**Work to be completed:** In the data below, copy out the lines unchanged, beginning at the line that contains "x-tick-label: 15: [386, 429, 402, 445]" and ending after the line that contains "series-track-b: [71, 255, 181, 314]". Include both of those lines and nothing else.
---------- Dataset extract
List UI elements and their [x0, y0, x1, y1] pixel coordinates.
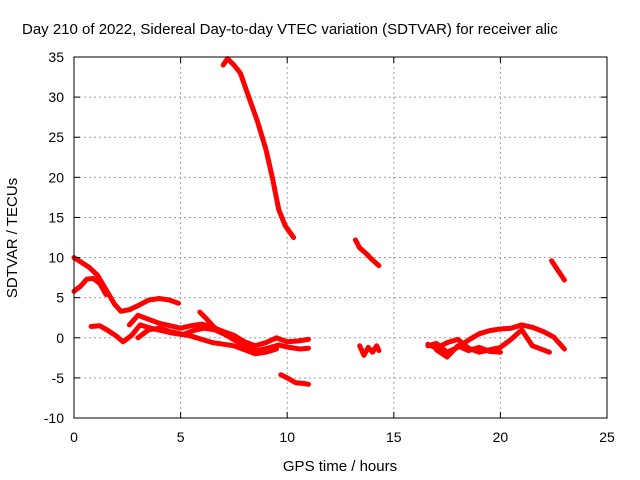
x-tick-label: 15: [386, 429, 402, 445]
series-track-f: [135, 325, 279, 357]
series-track-g: [197, 309, 228, 338]
x-tick-label: 20: [493, 429, 509, 445]
series-track-i: [352, 237, 382, 269]
series-track-h: [278, 372, 311, 387]
series-track-c: [71, 275, 109, 297]
series-track-n: [549, 258, 567, 283]
y-tick-label: 15: [48, 209, 64, 225]
x-axis-title: GPS time / hours: [283, 458, 397, 475]
y-tick-label: 35: [48, 49, 64, 65]
series-track-d: [88, 322, 311, 354]
plot-frame: [73, 56, 608, 419]
y-tick-label: 0: [56, 330, 64, 346]
x-tick-label: 5: [177, 429, 185, 445]
y-tick-label: 20: [48, 169, 64, 185]
gridlines: [74, 57, 607, 418]
series-track-k: [425, 322, 567, 355]
y-tick-label: -5: [52, 370, 65, 386]
chart-title: Day 210 of 2022, Sidereal Day-to-day VTE…: [22, 21, 558, 38]
y-tick-label: 10: [48, 250, 64, 266]
y-axis-title: SDTVAR / TECUs: [4, 178, 21, 298]
y-tick-label: 30: [48, 89, 64, 105]
y-tick-label: 25: [48, 129, 64, 145]
series-track-a: [220, 56, 297, 240]
y-tick-label: 5: [56, 290, 64, 306]
data-series: [71, 56, 567, 387]
axis-ticks: 0 5 10 15 20 25 -10 -5 0 5 10 15 20 25 30 35: [44, 49, 615, 445]
series-track-j: [357, 343, 382, 358]
series-track-m: [433, 343, 503, 360]
x-tick-label: 25: [599, 429, 615, 445]
series-track-b: [71, 255, 181, 314]
y-tick-label: -10: [44, 410, 64, 426]
x-tick-label: 10: [279, 429, 295, 445]
x-tick-label: 0: [70, 429, 78, 445]
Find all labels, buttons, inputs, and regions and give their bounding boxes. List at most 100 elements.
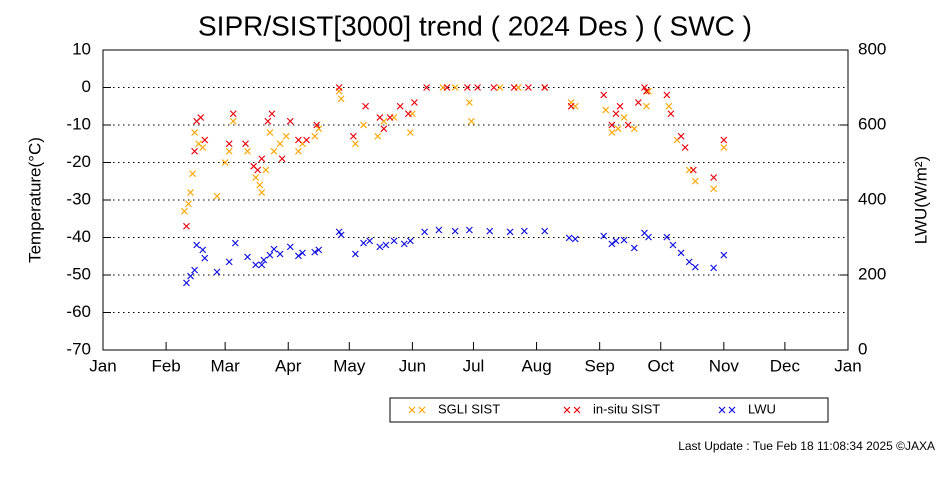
footnote: Last Update : Tue Feb 18 11:08:34 2025 ©… xyxy=(678,439,935,453)
y2-tick-label: 0 xyxy=(858,339,867,358)
point xyxy=(191,147,199,155)
point xyxy=(376,243,384,251)
point xyxy=(351,250,359,258)
point xyxy=(183,279,190,287)
point xyxy=(349,132,357,140)
y-tick-label: -50 xyxy=(66,264,91,283)
point xyxy=(710,185,718,193)
point xyxy=(612,110,620,118)
point xyxy=(624,121,632,129)
point xyxy=(360,239,367,247)
point xyxy=(197,114,205,121)
x-tick-label: Nov xyxy=(709,356,740,375)
point xyxy=(689,166,697,174)
point xyxy=(199,246,207,254)
point xyxy=(541,84,549,91)
point xyxy=(270,245,278,253)
point xyxy=(221,159,229,166)
point xyxy=(268,110,276,118)
point xyxy=(612,237,620,245)
point xyxy=(404,110,412,118)
point xyxy=(201,136,209,144)
point xyxy=(691,263,699,271)
point xyxy=(351,140,359,148)
point xyxy=(254,166,262,174)
point xyxy=(602,106,610,114)
point xyxy=(258,189,266,196)
point xyxy=(406,237,414,245)
point xyxy=(294,136,302,144)
x-tick-label: Jul xyxy=(463,356,485,375)
point xyxy=(600,232,608,240)
point xyxy=(183,222,190,230)
point xyxy=(665,102,673,110)
point xyxy=(663,91,671,99)
point xyxy=(451,84,459,91)
legend-label: SGLI SIST xyxy=(438,401,500,416)
point xyxy=(252,174,260,181)
point xyxy=(276,140,284,148)
point xyxy=(294,252,302,260)
legend-label: LWU xyxy=(748,401,776,416)
x-tick-label: Sep xyxy=(585,356,615,375)
point xyxy=(565,234,573,242)
point xyxy=(643,87,650,95)
point xyxy=(315,125,323,133)
point xyxy=(185,200,192,208)
point xyxy=(616,102,624,110)
y-tick-label: -20 xyxy=(66,152,91,171)
point xyxy=(256,181,264,189)
point xyxy=(191,129,199,136)
point xyxy=(667,110,675,118)
point xyxy=(443,84,451,91)
point xyxy=(337,231,345,239)
point xyxy=(382,241,390,249)
point xyxy=(380,125,388,133)
y-tick-label: 0 xyxy=(82,77,91,96)
y-tick-label: -70 xyxy=(66,339,91,358)
legend-marker xyxy=(418,406,426,414)
point xyxy=(180,207,188,215)
point xyxy=(335,84,343,91)
point xyxy=(641,84,648,91)
point xyxy=(490,84,498,91)
point xyxy=(362,102,370,110)
y2-tick-label: 200 xyxy=(858,264,886,283)
point xyxy=(510,84,518,91)
legend-box xyxy=(389,397,829,423)
y-axis-label: Temperature(°C) xyxy=(25,137,44,263)
x-tick-label: Feb xyxy=(151,356,180,375)
point xyxy=(423,84,431,91)
point xyxy=(710,264,718,272)
point xyxy=(311,248,319,256)
point xyxy=(187,272,194,280)
point xyxy=(396,102,404,110)
x-tick-label: Jun xyxy=(399,356,426,375)
x-tick-label: May xyxy=(333,356,366,375)
x-tick-label: Jan xyxy=(834,356,861,375)
point xyxy=(608,121,616,129)
point xyxy=(421,228,429,236)
point xyxy=(496,84,504,91)
point xyxy=(677,132,685,140)
point xyxy=(360,121,367,129)
y2-tick-label: 800 xyxy=(858,39,886,58)
point xyxy=(720,136,728,144)
point xyxy=(685,258,693,266)
point xyxy=(201,254,209,262)
point xyxy=(630,125,638,133)
y2-tick-label: 600 xyxy=(858,114,886,133)
point xyxy=(541,227,549,235)
point xyxy=(451,227,459,235)
legend-marker xyxy=(408,406,416,414)
legend-marker xyxy=(728,406,736,414)
point xyxy=(258,261,266,269)
point xyxy=(468,117,475,125)
point xyxy=(400,240,408,248)
point xyxy=(571,235,579,243)
point xyxy=(691,177,699,185)
point xyxy=(213,268,221,276)
point xyxy=(630,244,638,252)
point xyxy=(244,253,251,261)
point xyxy=(252,261,260,269)
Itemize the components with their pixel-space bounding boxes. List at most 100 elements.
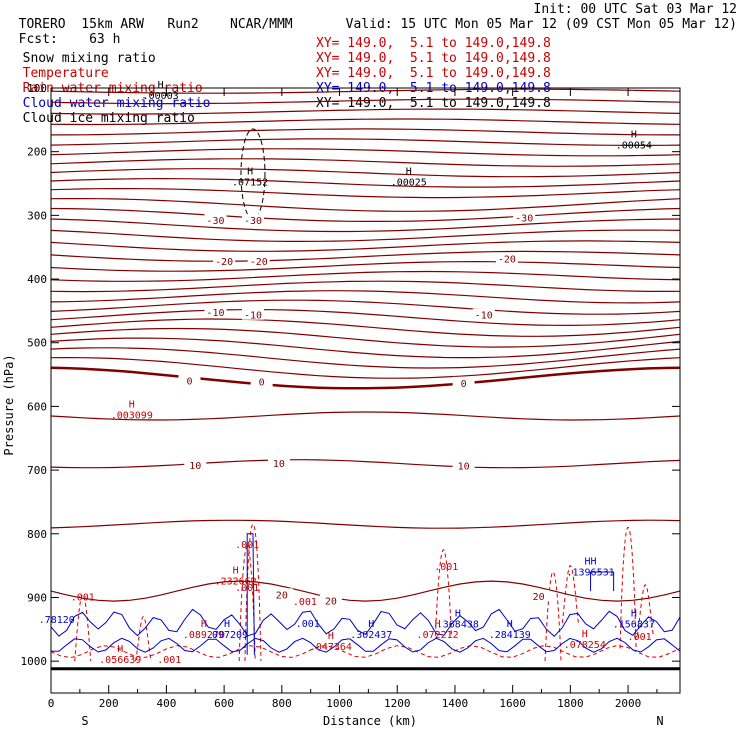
x-tick-label: 0: [48, 697, 55, 710]
temperature-contour-label: -30: [206, 216, 224, 227]
cloud-water-contour: [590, 571, 615, 592]
contour-labels: -30 -30 -30 -20 -20 -20 -10 -10 -10 0 0 0 10 10 10 20 20…: [178, 211, 550, 608]
maximum-marker: .78120: [39, 615, 75, 626]
maximum-value: .072212: [417, 630, 459, 641]
x-axis-left-end: S: [81, 714, 88, 728]
temperature-contour-label: -10: [475, 311, 493, 322]
contour-label-bg: [241, 308, 264, 320]
isotherm-line: [50, 158, 681, 167]
isotherm-line: [50, 108, 681, 115]
rain-contour: [636, 584, 654, 636]
isotherm-line: [50, 250, 681, 262]
rain-contour: [50, 645, 681, 658]
isotherm-line: [50, 519, 681, 529]
maximum-marker: .001: [434, 562, 458, 573]
isotherm-line: [50, 168, 681, 178]
isotherm-line: [50, 188, 681, 199]
temperature-contour-label: -20: [215, 257, 233, 268]
contour-label-bg: [184, 459, 207, 471]
isotherm-line: [50, 118, 681, 126]
legend-temperature-xy: XY= 149.0, 5.1 to 149.0,149.8: [316, 51, 551, 66]
maximum-marker: .001: [293, 597, 317, 608]
isotherm-line: [50, 98, 681, 105]
maximum-value: .089270: [183, 630, 225, 641]
legend-snow-name: Snow mixing ratio: [22, 51, 156, 66]
maximum-marker: H: [631, 609, 637, 620]
contour-label-bg: [213, 255, 236, 267]
maximum-marker: H: [233, 565, 239, 576]
maximum-value: .156837: [613, 620, 655, 631]
header-valid: Valid: 15 UTC Mon 05 Mar 12 (09 CST Mon …: [345, 17, 737, 32]
temperature-contour-label: 10: [273, 459, 285, 470]
x-tick-label: 1600: [499, 697, 526, 710]
isotherm-line: [50, 177, 681, 188]
maximum-marker: H: [507, 619, 513, 630]
x-tick-label: 400: [156, 697, 176, 710]
rain-contour: [434, 549, 452, 636]
y-tick-label: 500: [27, 337, 47, 350]
temperature-contour-label: -10: [244, 311, 262, 322]
contour-label-bg: [452, 459, 475, 471]
plot-border: [50, 87, 681, 694]
maximum-marker: H: [455, 609, 461, 620]
cloud-water-contours: [50, 533, 681, 655]
fcst-value: 63 h: [89, 32, 121, 47]
model-resolution: 15km ARW: [81, 17, 144, 32]
legend-cloud-ice: Cloud ice mixing ratio: [7, 96, 195, 126]
fcst-label: Fcst:: [18, 32, 58, 47]
x-tick-label: 1800: [557, 697, 584, 710]
contour-label-bg: [527, 590, 550, 602]
model-org: NCAR/MMM: [230, 17, 293, 32]
temperature-contour-label: 10: [189, 461, 201, 472]
maximum-value: .302437: [350, 630, 392, 641]
x-axis-ticks: 0 200 400 600 800 1000 1200 1400 1600 1800 2000: [48, 88, 658, 710]
x-tick-label: 600: [214, 697, 234, 710]
temperature-contour-label: -20: [498, 255, 516, 266]
maximum-marker: H: [201, 619, 207, 630]
cloud-water-contour: [246, 533, 255, 655]
maximum-value: .078254: [564, 640, 606, 651]
maximum-marker: H: [631, 130, 637, 141]
contour-label-bg: [204, 306, 227, 318]
temperature-contour-label: -20: [250, 257, 268, 268]
isotherm-line: [50, 218, 681, 233]
contour-label-bg: [267, 457, 290, 469]
isotherm-line: [50, 198, 681, 212]
maximum-value: .056639: [99, 655, 141, 666]
maximum-marker: .001: [628, 632, 652, 643]
plot-frame: [50, 87, 681, 694]
isotherm-line: [50, 290, 681, 304]
isotherm-line: [50, 411, 681, 421]
maximum-value: .00003: [143, 91, 179, 102]
rain-contour: [619, 526, 637, 649]
maximum-value: .07152: [232, 178, 268, 189]
x-tick-label: 2000: [615, 697, 642, 710]
contour-label-bg: [495, 252, 518, 264]
temperature-contour-label: 0: [259, 378, 265, 389]
maximum-value: .097209: [206, 630, 248, 641]
isotherm-line: [50, 260, 681, 272]
contour-label-bg: [319, 594, 342, 606]
maximum-marker: H: [117, 644, 123, 655]
legend-temperature-name: Temperature: [22, 66, 109, 81]
y-tick-label: 1000: [21, 655, 48, 668]
maximum-marker: H: [435, 619, 441, 630]
legend-snow: Snow mixing ratio: [7, 36, 156, 66]
legend-snow-xy: XY= 149.0, 5.1 to 149.0,149.8: [316, 36, 551, 51]
rain-contour: [561, 565, 579, 624]
temperature-contour-label: 20: [325, 597, 337, 608]
isotherm-line: [50, 138, 681, 146]
maximum-marker: H: [368, 619, 374, 630]
contour-label-bg: [241, 213, 264, 225]
maximum-marker: HH: [585, 556, 597, 567]
maximum-marker: H: [406, 167, 412, 178]
legend-rain-xy: XY= 149.0, 5.1 to 149.0,149.8: [316, 66, 551, 81]
cloud-water-contour: [50, 637, 681, 653]
isotherm-line: [50, 280, 681, 293]
cloud-water-contour: [50, 608, 681, 637]
maximum-value: .284139: [489, 630, 531, 641]
y-tick-label: 300: [27, 209, 47, 222]
legend-temperature: Temperature: [7, 51, 109, 81]
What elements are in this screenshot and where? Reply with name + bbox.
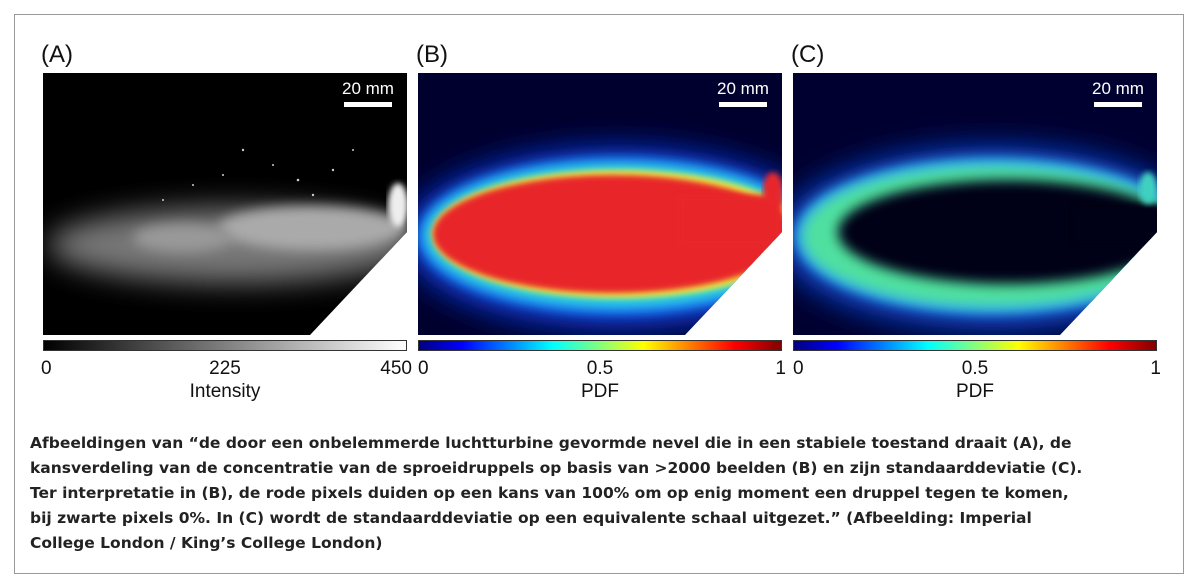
panel-label: (A) <box>41 41 73 68</box>
colorbar <box>418 340 782 351</box>
image <box>793 73 1157 335</box>
colorbar-tick: 1 <box>775 358 786 379</box>
colorbar-tick: 225 <box>209 358 241 379</box>
panel: (C) 20 mm 0 0.5 1 PDF <box>791 41 1161 402</box>
caption-line: College London / King’s College London) <box>30 534 383 552</box>
caption-line: Ter interpretatie in (B), de rode pixels… <box>30 484 1069 502</box>
colorbar-label: Intensity <box>190 381 261 402</box>
frame <box>14 14 1184 574</box>
scale-bar <box>1094 102 1142 107</box>
colorbar-label: PDF <box>956 381 994 402</box>
scale-bar-label: 20 mm <box>717 79 769 98</box>
image <box>43 73 407 335</box>
panel-label: (C) <box>791 41 824 68</box>
colorbar-tick: 0.5 <box>587 358 613 379</box>
colorbar <box>43 340 407 351</box>
scale-bar-label: 20 mm <box>1092 79 1144 98</box>
caption-line: Afbeeldingen van “de door een onbelemmer… <box>30 434 1072 452</box>
scale-bar <box>344 102 392 107</box>
colorbar-label: PDF <box>581 381 619 402</box>
colorbar <box>793 340 1157 351</box>
scale-bar <box>719 102 767 107</box>
caption: Afbeeldingen van “de door een onbelemmer… <box>30 434 1082 552</box>
colorbar-tick: 0 <box>41 358 52 379</box>
caption-line: kansverdeling van de concentratie van de… <box>30 459 1082 477</box>
image <box>418 73 782 335</box>
panel: (A) 20 mm 0 225 450 Intensity <box>41 41 412 402</box>
panel-label: (B) <box>416 41 448 68</box>
colorbar-tick: 0 <box>418 358 429 379</box>
scale-bar-label: 20 mm <box>342 79 394 98</box>
colorbar-tick: 0.5 <box>962 358 988 379</box>
panel: (B) 20 mm 0 0.5 1 PDF <box>416 41 786 402</box>
caption-line: bij zwarte pixels 0%. In (C) wordt de st… <box>30 509 1032 527</box>
colorbar-tick: 450 <box>380 358 412 379</box>
colorbar-tick: 1 <box>1150 358 1161 379</box>
colorbar-tick: 0 <box>793 358 804 379</box>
--------------------
**Answer below:**
x-tick-label: 15: [386, 429, 402, 445]
series-track-f: [135, 325, 279, 357]
series-track-g: [197, 309, 228, 338]
x-tick-label: 20: [493, 429, 509, 445]
series-track-i: [352, 237, 382, 269]
series-track-h: [278, 372, 311, 387]
series-track-c: [71, 275, 109, 297]
series-track-n: [549, 258, 567, 283]
y-tick-label: 15: [48, 209, 64, 225]
x-axis-title: GPS time / hours: [283, 458, 397, 475]
y-tick-label: 35: [48, 49, 64, 65]
series-track-d: [88, 322, 311, 354]
plot-frame: [73, 56, 608, 419]
y-tick-label: 0: [56, 330, 64, 346]
x-tick-label: 5: [177, 429, 185, 445]
y-tick-label: 20: [48, 169, 64, 185]
gridlines: [74, 57, 607, 418]
series-track-k: [425, 322, 567, 355]
y-tick-label: -5: [52, 370, 65, 386]
chart-title: Day 210 of 2022, Sidereal Day-to-day VTE…: [22, 21, 558, 38]
y-tick-label: 10: [48, 250, 64, 266]
y-axis-title: SDTVAR / TECUs: [4, 178, 21, 298]
y-tick-label: 30: [48, 89, 64, 105]
y-tick-label: 25: [48, 129, 64, 145]
series-track-a: [220, 56, 297, 240]
y-tick-label: 5: [56, 290, 64, 306]
data-series: [71, 56, 567, 387]
axis-ticks: 0 5 10 15 20 25 -10 -5 0 5 10 15 20 25 30 35: [44, 49, 615, 445]
series-track-j: [357, 343, 382, 358]
series-track-m: [433, 343, 503, 360]
x-tick-label: 25: [599, 429, 615, 445]
series-track-b: [71, 255, 181, 314]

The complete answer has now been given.